Directive: Which lines include the word "青岛幼儿园活动策划招聘"? Copy each of them.

______

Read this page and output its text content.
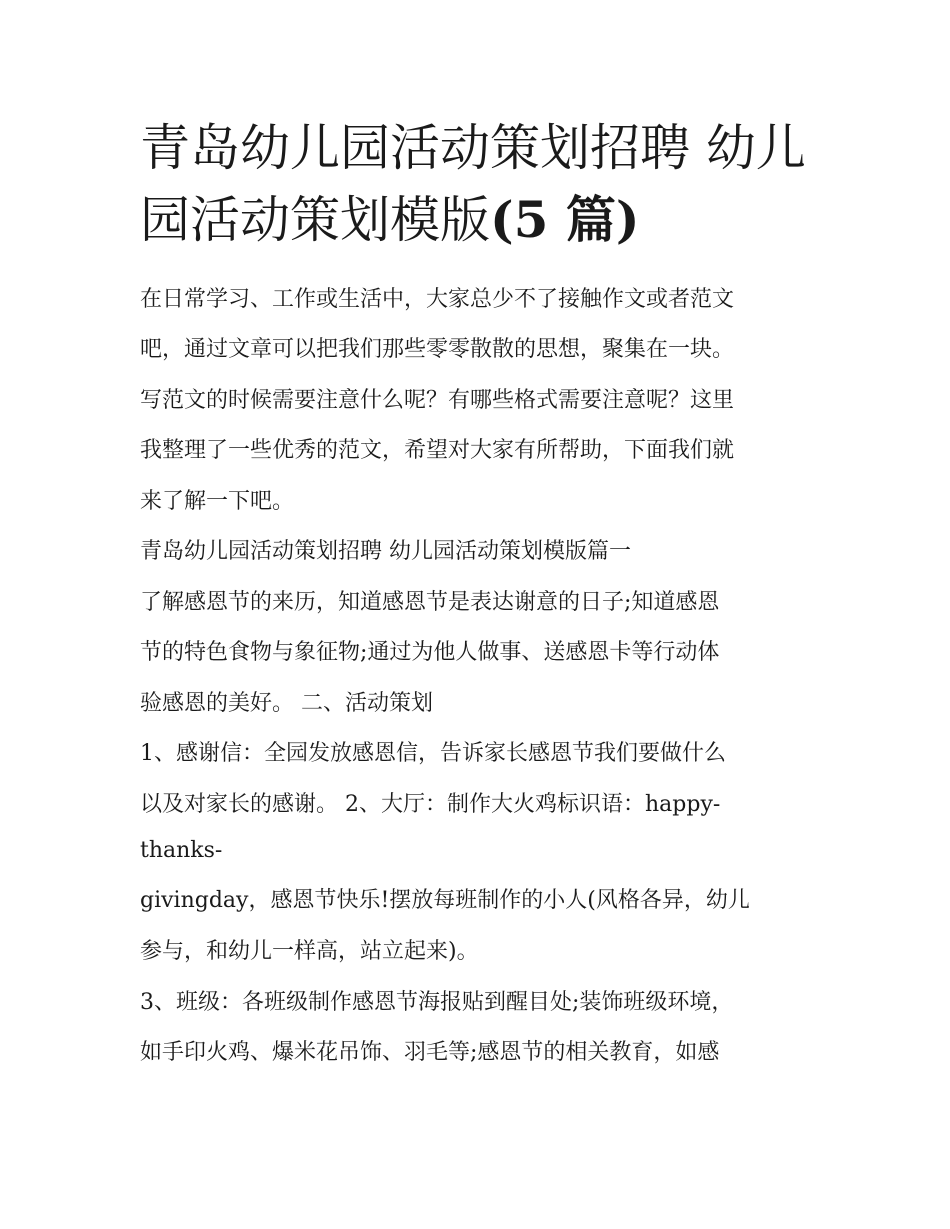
青岛幼儿园活动策划招聘 幼儿
园活动策划模版(5 篇)
在日常学习、工作或生活中，大家总少不了接触作文或者范文
吧，通过文章可以把我们那些零零散散的思想，聚集在一块。
写范文的时候需要注意什么呢？有哪些格式需要注意呢？这里
我整理了一些优秀的范文，希望对大家有所帮助，下面我们就
来了解一下吧。
青岛幼儿园活动策划招聘 幼儿园活动策划模版篇一
了解感恩节的来历，知道感恩节是表达谢意的日子;知道感恩
节的特色食物与象征物;通过为他人做事、送感恩卡等行动体
验感恩的美好。 二、活动策划
1、感谢信：全园发放感恩信，告诉家长感恩节我们要做什么
以及对家长的感谢。 2、大厅：制作大火鸡标识语：happy-
thanks-
givingday，感恩节快乐!摆放每班制作的小人(风格各异，幼儿
参与，和幼儿一样高，站立起来)。
3、班级：各班级制作感恩节海报贴到醒目处;装饰班级环境，
如手印火鸡、爆米花吊饰、羽毛等;感恩节的相关教育，如感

______

Exercise answer:
青岛幼儿园活动策划招聘 幼儿
青岛幼儿园活动策划招聘 幼儿园活动策划模版篇一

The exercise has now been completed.